* INFORMATION GIVEN:
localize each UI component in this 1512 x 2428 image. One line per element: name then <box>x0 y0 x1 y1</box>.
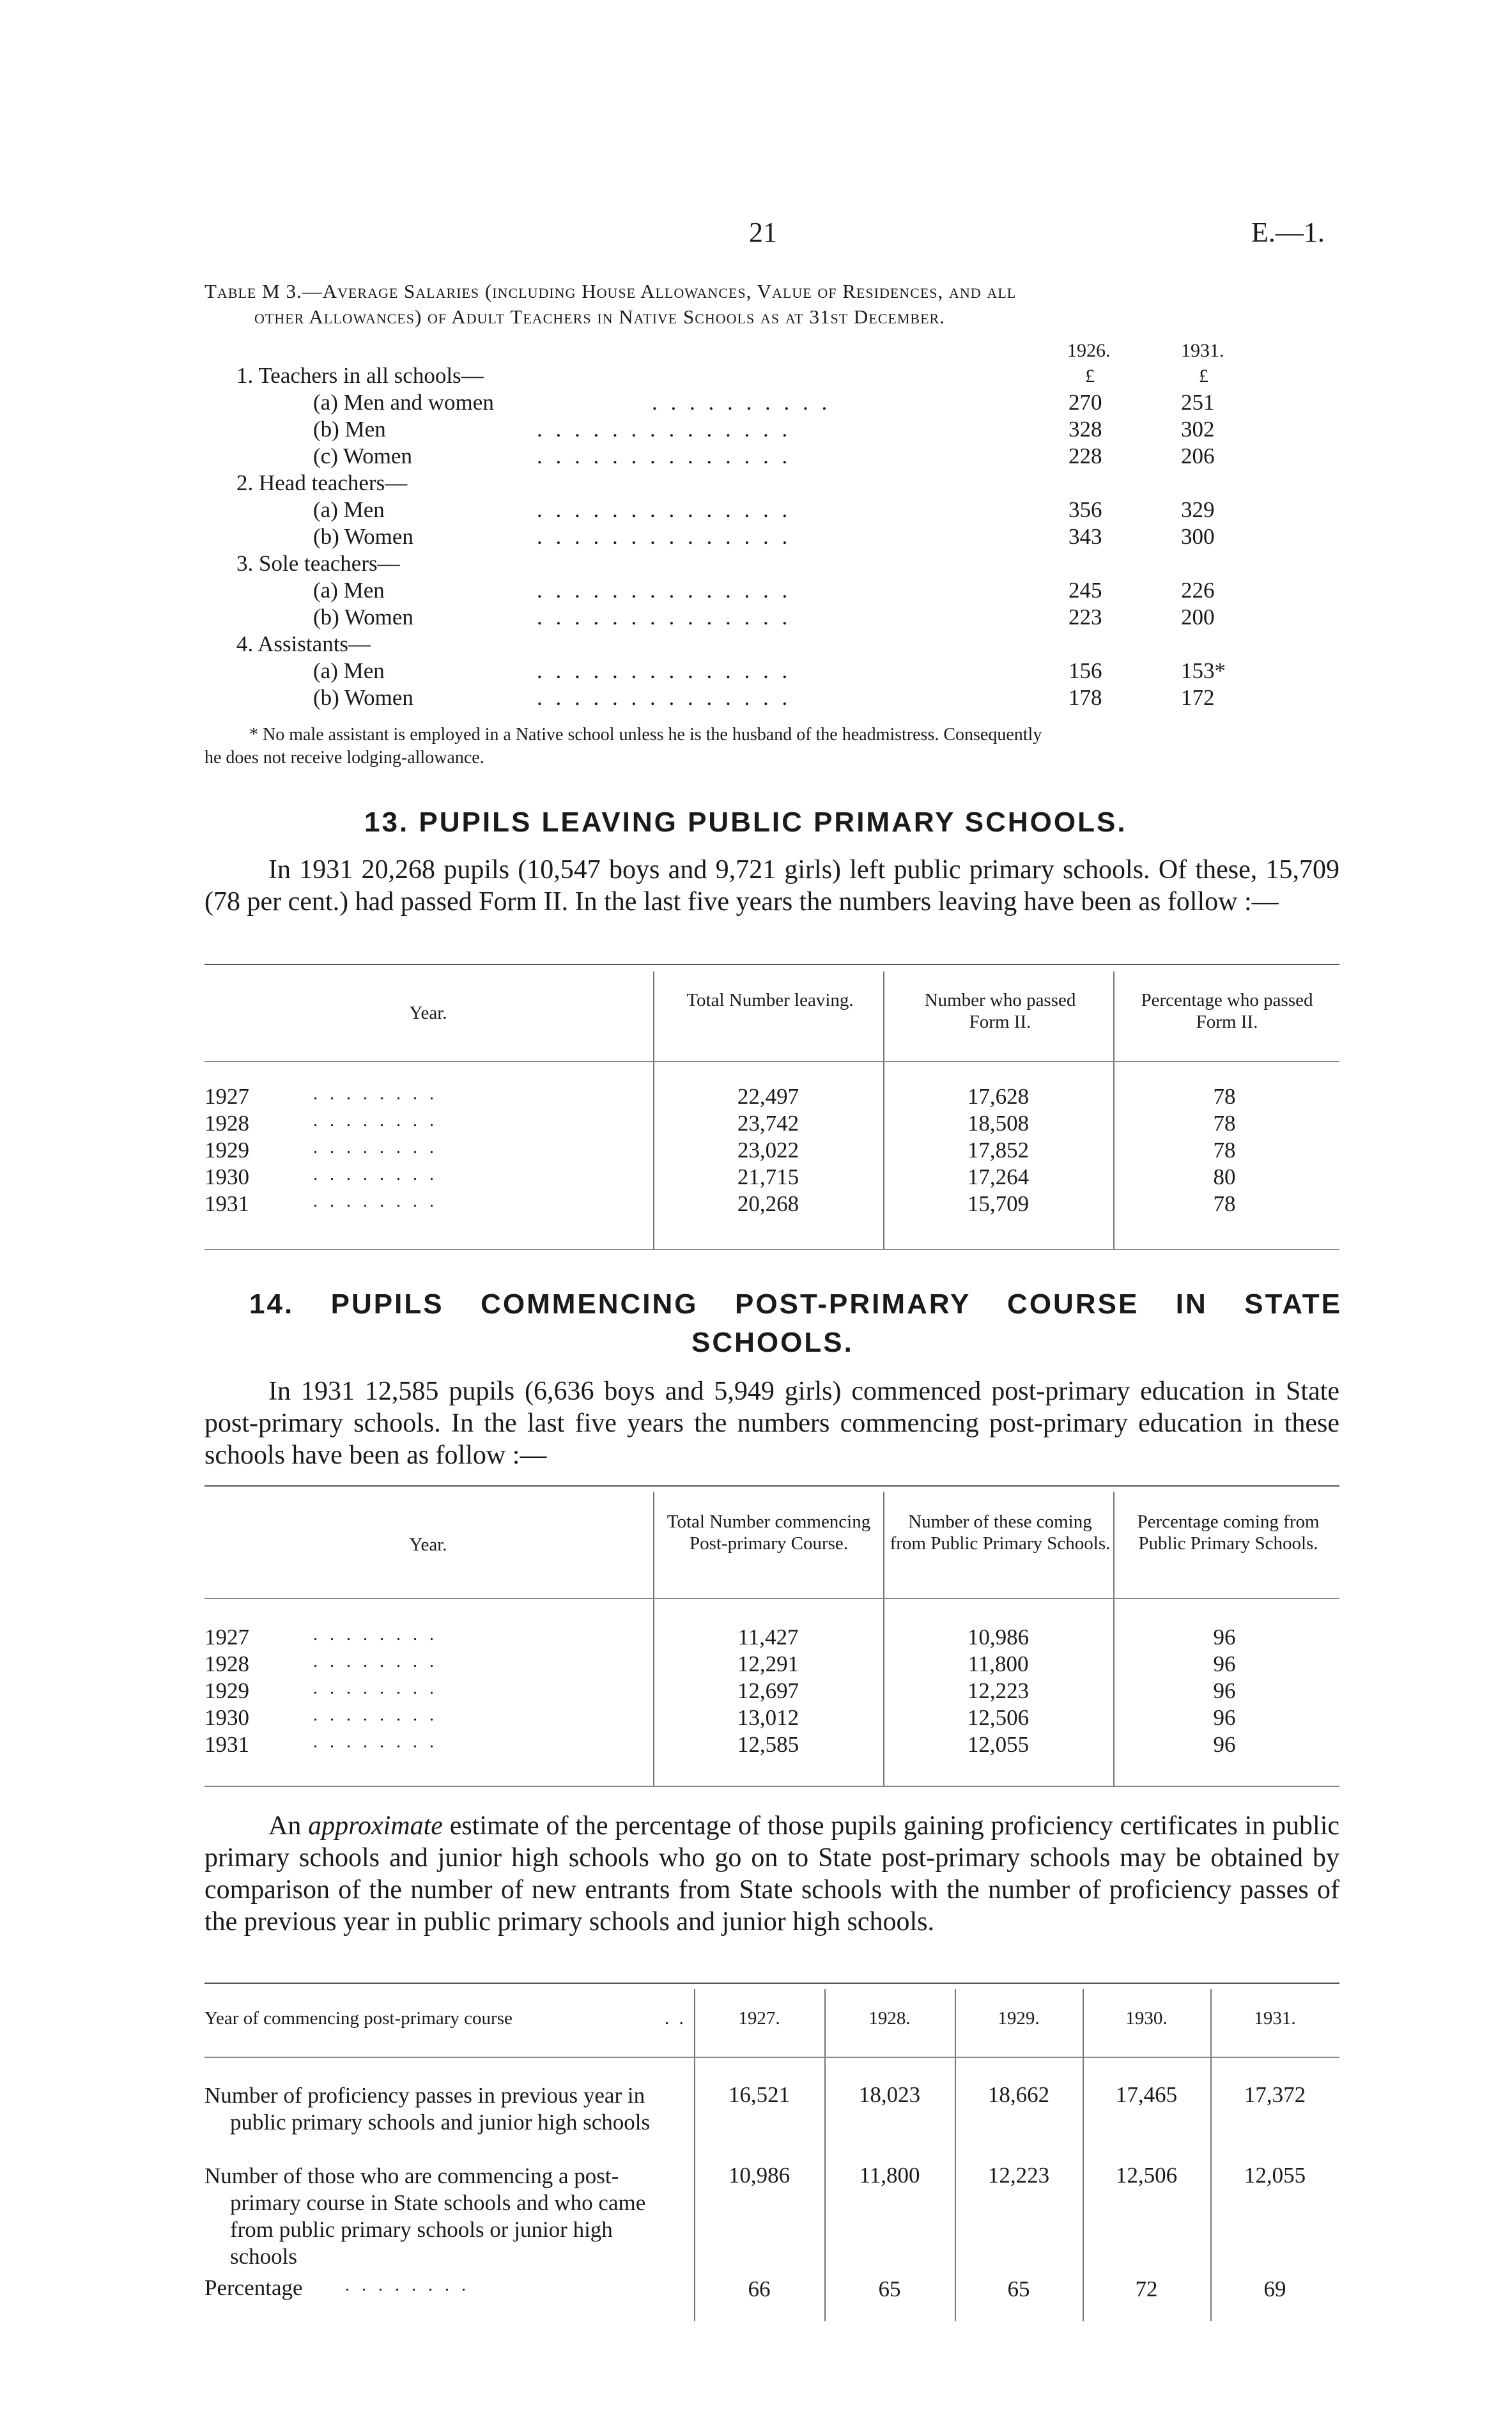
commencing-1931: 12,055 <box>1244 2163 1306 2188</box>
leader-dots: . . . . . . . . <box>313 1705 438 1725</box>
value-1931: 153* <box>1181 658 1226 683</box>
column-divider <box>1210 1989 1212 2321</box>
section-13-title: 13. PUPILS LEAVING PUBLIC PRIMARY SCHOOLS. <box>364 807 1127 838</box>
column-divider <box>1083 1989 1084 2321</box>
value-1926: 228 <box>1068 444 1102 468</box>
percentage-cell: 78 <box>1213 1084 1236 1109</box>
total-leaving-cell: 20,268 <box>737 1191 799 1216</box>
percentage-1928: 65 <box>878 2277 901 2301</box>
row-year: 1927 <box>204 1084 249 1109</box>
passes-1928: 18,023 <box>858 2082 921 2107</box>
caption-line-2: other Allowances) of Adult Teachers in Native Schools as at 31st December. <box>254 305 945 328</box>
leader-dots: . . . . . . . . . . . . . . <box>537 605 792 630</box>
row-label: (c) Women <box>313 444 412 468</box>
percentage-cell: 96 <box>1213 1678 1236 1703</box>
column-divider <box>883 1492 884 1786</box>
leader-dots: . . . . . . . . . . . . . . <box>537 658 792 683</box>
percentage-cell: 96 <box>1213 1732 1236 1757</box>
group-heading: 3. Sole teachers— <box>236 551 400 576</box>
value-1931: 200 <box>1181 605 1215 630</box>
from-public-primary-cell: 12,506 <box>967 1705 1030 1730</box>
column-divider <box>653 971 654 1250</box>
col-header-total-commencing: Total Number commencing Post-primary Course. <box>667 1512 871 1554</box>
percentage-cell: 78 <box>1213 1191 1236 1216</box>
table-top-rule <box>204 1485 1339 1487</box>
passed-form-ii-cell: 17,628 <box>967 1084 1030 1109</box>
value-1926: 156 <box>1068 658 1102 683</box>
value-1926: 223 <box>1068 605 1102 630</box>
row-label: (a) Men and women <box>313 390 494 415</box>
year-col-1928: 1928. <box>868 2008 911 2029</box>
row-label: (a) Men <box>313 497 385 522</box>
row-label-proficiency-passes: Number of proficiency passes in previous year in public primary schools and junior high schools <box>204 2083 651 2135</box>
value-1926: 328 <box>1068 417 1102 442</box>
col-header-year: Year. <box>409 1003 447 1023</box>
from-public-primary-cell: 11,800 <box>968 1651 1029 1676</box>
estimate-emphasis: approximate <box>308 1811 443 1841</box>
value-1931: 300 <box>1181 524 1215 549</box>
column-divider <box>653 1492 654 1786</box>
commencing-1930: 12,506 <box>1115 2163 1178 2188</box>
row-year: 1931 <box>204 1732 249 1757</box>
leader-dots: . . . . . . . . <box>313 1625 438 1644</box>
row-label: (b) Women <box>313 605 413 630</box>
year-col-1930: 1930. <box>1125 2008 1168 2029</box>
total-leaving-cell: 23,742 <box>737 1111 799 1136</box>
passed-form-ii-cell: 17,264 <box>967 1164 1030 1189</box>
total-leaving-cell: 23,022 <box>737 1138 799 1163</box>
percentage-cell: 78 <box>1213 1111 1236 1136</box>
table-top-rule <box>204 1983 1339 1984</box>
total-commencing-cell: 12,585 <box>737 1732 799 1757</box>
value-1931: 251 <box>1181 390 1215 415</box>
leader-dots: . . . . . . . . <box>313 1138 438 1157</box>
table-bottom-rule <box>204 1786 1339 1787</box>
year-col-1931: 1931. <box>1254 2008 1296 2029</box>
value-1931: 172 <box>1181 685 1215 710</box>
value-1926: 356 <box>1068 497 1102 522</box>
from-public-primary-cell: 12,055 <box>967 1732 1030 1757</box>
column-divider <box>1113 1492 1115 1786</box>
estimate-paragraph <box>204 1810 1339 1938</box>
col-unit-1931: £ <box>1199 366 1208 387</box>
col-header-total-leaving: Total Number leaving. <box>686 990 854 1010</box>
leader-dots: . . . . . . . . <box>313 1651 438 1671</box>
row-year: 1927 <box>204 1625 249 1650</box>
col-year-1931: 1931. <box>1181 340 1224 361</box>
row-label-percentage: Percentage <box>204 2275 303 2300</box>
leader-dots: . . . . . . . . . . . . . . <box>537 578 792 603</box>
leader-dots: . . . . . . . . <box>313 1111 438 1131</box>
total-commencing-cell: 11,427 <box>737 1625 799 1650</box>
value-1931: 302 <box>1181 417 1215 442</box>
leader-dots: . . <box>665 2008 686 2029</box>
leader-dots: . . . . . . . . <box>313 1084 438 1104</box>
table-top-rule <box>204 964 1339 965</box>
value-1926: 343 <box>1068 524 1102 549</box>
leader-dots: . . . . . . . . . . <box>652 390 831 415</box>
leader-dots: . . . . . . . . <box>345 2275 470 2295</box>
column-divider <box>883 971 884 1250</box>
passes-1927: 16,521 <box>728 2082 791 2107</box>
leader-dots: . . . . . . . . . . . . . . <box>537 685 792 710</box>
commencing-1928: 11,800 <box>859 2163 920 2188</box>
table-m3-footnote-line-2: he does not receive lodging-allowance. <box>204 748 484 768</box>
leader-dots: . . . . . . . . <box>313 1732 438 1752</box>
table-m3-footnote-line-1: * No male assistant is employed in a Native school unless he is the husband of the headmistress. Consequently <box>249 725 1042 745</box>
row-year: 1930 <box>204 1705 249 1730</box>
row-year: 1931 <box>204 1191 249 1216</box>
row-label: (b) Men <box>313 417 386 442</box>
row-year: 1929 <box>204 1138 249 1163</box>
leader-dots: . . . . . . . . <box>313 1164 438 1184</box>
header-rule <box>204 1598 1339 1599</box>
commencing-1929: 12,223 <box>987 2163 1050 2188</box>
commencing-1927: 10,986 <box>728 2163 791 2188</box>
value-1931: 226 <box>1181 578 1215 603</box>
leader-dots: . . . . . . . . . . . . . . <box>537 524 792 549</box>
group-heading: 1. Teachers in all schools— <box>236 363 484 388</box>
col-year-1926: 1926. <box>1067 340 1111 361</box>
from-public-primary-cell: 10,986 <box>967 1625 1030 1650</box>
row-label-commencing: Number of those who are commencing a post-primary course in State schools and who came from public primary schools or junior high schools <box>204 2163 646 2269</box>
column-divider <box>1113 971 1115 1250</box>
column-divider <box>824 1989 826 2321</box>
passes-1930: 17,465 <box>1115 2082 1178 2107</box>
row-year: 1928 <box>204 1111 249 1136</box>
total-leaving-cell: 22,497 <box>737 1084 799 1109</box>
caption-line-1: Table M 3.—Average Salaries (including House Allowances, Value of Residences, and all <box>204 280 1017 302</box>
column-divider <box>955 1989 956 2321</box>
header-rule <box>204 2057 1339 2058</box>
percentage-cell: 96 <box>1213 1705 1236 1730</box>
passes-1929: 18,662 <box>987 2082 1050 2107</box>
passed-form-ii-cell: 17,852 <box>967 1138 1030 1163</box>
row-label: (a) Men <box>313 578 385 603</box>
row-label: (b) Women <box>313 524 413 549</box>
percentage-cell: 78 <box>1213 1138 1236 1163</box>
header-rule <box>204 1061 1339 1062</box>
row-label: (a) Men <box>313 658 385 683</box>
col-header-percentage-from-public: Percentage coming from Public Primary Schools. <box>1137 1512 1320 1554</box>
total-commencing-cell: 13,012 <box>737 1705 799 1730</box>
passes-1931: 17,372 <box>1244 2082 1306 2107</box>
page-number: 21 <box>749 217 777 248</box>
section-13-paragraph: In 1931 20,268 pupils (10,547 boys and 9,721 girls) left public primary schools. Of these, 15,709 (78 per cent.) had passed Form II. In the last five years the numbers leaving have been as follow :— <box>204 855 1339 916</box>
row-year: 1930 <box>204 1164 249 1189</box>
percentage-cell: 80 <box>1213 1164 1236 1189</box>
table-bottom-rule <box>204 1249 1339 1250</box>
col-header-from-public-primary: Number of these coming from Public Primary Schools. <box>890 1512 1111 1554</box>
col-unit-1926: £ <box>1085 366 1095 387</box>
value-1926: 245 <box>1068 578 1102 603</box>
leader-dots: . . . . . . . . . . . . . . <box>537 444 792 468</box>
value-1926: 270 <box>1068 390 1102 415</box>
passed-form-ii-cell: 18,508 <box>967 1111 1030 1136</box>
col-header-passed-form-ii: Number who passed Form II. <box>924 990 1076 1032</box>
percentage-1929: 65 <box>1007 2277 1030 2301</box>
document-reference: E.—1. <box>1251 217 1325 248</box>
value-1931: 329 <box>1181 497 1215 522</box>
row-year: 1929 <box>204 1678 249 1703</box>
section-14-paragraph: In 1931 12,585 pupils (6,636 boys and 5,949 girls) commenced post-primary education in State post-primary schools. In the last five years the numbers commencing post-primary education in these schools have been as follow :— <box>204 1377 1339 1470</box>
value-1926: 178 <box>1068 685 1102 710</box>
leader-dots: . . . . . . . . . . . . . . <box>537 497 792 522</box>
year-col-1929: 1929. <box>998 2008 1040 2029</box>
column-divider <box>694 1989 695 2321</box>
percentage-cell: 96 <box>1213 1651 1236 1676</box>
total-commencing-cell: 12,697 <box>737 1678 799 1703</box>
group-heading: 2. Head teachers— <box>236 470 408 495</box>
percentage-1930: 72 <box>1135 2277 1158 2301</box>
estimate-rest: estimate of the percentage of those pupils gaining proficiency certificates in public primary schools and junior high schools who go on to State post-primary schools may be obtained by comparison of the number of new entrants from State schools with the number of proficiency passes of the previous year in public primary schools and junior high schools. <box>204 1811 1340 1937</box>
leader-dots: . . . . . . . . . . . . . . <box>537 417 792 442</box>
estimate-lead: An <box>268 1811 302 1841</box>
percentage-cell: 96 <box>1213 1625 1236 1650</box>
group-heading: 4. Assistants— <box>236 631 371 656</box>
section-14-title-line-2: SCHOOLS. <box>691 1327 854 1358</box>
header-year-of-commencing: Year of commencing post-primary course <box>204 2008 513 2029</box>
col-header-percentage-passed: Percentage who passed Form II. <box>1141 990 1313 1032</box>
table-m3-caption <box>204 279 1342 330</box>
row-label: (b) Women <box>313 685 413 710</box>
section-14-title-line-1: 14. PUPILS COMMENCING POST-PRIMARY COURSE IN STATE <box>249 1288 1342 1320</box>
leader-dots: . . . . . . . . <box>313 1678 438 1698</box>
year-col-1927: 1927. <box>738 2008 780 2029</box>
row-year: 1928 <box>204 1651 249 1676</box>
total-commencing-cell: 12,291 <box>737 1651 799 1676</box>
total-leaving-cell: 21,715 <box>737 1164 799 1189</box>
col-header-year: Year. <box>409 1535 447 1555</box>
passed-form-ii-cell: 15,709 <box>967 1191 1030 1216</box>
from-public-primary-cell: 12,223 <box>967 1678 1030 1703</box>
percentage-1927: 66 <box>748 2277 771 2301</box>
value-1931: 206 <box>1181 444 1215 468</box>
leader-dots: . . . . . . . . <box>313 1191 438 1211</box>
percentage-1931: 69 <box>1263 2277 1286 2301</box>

* PROBLEM TO SOLVE:
Please pick out every line in the listing that contains the word "have" and copy each one.

* FINISHED EXERCISE:
section-13-paragraph: In 1931 20,268 pupils (10,547 boys and 9,721 girls) left public primary schools. Of these, 15,709 (78 per cent.) had passed Form II. In the last five years the numbers leaving have been as follow :— <box>204 855 1339 916</box>
section-14-paragraph: In 1931 12,585 pupils (6,636 boys and 5,949 girls) commenced post-primary education in State post-primary schools. In the last five years the numbers commencing post-primary education in these schools have been as follow :— <box>204 1377 1339 1470</box>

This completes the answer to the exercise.